▸ Task statement:
Each line containing the word "Precipitation" needs to be copied.

▸ Available records:
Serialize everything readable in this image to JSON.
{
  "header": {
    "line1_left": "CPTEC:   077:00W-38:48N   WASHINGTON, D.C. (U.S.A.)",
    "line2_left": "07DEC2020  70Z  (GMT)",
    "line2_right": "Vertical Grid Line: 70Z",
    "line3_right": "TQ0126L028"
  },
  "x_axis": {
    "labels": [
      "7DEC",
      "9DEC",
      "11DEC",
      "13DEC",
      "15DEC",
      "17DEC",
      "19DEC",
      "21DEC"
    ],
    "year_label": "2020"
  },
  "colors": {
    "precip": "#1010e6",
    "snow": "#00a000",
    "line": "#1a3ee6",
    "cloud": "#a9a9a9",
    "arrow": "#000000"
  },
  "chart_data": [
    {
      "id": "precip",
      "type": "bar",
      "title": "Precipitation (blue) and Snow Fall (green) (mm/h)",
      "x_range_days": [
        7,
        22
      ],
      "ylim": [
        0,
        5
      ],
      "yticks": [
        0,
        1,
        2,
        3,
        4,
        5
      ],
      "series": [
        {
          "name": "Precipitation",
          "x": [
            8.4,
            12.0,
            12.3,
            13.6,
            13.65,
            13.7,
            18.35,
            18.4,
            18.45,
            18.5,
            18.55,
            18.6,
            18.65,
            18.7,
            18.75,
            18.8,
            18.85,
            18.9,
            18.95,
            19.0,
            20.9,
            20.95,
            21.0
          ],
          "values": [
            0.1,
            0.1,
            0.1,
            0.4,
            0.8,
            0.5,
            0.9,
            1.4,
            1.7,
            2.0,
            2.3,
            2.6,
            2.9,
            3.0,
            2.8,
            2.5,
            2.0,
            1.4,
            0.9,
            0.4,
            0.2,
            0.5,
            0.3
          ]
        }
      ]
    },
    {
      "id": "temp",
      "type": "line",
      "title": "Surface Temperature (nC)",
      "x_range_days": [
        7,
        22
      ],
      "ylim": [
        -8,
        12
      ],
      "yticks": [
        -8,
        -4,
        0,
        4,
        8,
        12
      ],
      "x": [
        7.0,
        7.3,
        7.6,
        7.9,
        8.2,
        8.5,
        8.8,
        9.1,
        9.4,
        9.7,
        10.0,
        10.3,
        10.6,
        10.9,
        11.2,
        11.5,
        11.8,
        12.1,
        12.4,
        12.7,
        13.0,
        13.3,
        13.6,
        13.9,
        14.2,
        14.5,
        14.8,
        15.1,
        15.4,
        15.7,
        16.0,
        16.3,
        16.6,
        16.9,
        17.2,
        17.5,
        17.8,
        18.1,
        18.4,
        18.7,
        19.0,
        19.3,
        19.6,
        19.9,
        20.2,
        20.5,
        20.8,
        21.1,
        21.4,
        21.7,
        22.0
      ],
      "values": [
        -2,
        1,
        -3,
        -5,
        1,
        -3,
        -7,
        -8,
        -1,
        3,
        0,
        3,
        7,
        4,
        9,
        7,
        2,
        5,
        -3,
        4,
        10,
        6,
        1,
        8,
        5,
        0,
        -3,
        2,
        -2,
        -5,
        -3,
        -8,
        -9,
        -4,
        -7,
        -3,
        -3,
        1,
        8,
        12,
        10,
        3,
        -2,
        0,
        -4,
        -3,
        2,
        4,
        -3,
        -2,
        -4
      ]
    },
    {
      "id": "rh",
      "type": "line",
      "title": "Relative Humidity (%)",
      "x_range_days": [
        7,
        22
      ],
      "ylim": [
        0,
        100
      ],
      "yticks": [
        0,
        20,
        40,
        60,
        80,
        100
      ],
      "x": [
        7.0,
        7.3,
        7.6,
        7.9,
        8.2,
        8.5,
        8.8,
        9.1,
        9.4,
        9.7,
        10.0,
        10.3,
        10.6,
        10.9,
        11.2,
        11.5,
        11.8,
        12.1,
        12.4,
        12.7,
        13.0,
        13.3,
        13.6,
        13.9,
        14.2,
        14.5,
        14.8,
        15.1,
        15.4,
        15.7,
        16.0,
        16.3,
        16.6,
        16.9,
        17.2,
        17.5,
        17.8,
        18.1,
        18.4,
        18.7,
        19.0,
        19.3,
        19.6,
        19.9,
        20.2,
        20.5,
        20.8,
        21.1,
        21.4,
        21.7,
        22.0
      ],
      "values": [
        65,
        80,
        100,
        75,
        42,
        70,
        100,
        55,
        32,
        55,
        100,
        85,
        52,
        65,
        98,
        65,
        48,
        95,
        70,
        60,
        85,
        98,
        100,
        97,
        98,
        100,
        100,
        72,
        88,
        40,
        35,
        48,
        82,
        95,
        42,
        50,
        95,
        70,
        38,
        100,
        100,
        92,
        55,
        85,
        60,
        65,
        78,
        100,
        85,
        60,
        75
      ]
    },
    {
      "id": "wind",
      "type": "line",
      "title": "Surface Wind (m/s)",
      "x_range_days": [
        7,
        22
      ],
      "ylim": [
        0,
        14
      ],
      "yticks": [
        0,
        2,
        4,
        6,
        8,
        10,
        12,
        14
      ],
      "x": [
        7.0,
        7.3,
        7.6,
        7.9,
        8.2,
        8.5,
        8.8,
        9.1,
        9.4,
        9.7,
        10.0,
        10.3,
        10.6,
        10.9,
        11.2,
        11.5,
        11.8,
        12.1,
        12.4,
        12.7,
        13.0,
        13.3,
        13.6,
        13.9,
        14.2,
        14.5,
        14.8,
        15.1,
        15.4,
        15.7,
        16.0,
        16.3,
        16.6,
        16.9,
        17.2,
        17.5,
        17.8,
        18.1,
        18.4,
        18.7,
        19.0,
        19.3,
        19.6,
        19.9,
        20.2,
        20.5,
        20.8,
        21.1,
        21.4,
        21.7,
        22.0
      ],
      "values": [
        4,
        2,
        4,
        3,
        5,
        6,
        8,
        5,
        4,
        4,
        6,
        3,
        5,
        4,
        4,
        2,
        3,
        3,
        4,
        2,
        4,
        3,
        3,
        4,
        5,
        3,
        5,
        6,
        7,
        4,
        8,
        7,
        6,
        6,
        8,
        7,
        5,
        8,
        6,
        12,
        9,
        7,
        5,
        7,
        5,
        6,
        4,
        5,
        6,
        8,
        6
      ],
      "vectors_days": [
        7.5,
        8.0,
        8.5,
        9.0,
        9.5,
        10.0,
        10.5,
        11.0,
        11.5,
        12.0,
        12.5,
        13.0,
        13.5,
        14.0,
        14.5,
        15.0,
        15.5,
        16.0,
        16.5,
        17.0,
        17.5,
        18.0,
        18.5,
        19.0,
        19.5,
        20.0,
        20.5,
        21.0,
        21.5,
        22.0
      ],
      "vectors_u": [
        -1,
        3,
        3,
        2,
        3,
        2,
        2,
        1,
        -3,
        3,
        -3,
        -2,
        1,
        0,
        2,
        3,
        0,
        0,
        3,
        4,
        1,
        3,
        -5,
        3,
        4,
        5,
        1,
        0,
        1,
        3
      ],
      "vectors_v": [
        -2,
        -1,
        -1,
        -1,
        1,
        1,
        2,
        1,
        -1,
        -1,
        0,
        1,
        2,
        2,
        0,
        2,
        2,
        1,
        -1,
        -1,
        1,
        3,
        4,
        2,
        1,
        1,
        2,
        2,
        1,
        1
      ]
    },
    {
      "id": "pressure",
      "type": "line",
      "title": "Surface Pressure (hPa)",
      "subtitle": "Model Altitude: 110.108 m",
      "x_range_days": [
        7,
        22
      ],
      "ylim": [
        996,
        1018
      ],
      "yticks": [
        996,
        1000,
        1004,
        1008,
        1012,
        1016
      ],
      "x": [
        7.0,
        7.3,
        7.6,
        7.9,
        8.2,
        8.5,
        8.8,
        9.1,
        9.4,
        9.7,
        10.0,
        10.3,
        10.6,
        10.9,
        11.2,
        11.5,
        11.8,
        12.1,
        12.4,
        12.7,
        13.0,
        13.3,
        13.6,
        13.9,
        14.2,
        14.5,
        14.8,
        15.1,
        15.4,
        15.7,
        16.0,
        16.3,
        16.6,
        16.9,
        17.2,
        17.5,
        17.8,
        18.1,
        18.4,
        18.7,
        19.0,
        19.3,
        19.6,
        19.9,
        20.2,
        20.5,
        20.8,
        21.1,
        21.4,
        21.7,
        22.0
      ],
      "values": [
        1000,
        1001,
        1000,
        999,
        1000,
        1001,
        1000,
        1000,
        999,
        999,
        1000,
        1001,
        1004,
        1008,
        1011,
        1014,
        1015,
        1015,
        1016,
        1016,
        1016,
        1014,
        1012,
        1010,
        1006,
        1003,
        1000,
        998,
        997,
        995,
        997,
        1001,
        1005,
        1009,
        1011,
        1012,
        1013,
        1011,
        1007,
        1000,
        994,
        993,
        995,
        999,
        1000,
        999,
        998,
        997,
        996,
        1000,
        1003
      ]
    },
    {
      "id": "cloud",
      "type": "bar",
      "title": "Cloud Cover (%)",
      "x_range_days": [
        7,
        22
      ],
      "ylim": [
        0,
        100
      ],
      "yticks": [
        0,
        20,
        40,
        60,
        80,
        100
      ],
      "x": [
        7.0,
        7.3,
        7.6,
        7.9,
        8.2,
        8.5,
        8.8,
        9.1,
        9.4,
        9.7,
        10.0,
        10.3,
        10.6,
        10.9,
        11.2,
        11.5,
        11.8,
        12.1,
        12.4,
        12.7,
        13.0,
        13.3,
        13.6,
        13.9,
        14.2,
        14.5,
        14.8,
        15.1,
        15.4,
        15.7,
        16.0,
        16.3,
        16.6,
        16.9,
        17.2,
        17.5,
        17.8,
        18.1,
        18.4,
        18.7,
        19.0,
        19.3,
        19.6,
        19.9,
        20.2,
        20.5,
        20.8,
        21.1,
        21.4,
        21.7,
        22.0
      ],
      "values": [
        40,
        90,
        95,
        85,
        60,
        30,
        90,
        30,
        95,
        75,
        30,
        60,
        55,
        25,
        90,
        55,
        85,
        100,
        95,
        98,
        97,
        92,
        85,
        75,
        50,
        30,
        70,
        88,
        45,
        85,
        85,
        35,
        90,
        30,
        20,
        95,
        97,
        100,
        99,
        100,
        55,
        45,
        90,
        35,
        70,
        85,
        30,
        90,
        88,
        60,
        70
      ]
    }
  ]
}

▸ Solution to this problem:
      "title": "Precipitation (blue) and Snow Fall (green) (mm/h)",
          "name": "Precipitation",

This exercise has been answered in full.